> _REQUIREMENT_
Report all lines from the entries below in which "peak" appears.

[Collected data entries]
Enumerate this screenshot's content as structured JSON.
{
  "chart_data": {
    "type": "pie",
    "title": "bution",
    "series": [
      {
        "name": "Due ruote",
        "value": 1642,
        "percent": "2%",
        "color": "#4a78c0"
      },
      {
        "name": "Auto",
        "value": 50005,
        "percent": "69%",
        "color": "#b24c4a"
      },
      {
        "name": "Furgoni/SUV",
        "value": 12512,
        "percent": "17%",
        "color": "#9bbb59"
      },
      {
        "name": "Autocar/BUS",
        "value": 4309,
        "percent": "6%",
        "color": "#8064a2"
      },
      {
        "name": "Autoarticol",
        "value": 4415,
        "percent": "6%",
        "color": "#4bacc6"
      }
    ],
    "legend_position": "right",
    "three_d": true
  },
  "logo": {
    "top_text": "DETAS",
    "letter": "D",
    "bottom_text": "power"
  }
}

---

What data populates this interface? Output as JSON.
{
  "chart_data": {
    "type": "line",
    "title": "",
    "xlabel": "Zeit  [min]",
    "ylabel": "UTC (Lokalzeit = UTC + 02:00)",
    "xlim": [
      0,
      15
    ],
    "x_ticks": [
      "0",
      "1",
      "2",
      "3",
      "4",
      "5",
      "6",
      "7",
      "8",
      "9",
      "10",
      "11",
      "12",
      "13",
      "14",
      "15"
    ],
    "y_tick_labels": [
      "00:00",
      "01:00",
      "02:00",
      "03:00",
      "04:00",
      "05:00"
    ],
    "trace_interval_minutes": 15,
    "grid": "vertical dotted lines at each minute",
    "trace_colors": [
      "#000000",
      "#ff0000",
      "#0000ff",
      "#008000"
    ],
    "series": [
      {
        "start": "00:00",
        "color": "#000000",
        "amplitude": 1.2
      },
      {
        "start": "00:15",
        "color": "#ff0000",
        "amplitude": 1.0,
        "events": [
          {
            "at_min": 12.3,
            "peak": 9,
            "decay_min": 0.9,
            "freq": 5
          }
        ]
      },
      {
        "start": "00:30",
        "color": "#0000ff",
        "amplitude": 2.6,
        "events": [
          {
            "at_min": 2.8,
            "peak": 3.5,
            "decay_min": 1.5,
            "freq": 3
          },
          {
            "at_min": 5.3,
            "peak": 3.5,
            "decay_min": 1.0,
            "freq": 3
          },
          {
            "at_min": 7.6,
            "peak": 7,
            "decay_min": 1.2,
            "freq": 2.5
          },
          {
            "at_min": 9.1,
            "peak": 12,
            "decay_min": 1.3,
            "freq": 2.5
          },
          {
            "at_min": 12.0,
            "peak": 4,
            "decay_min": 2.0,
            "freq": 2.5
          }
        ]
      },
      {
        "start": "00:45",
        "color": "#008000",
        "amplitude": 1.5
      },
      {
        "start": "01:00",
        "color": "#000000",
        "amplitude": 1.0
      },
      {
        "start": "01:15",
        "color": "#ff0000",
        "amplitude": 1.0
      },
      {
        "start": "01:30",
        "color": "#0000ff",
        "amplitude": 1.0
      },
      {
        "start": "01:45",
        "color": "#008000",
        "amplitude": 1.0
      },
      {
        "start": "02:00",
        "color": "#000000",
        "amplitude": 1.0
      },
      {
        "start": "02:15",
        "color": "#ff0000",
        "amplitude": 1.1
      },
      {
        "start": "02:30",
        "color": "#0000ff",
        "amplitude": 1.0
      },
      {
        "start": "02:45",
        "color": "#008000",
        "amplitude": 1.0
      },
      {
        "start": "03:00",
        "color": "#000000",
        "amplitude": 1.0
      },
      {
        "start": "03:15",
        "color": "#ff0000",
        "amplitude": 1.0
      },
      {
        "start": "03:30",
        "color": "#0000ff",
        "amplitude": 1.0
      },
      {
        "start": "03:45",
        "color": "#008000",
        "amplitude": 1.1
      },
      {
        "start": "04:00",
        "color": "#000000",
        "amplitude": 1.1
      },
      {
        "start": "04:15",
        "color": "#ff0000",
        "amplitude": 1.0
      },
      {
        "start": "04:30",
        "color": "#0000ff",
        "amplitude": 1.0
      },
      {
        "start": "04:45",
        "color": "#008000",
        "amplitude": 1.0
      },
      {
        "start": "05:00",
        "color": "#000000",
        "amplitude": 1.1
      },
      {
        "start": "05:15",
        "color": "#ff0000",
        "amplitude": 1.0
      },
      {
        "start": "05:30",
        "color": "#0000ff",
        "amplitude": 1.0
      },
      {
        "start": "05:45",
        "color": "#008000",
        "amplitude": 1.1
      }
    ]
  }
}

> _REPLY_
            "peak": 9,
            "peak": 3.5,
            "peak": 3.5,
            "peak": 7,
            "peak": 12,
            "peak": 4,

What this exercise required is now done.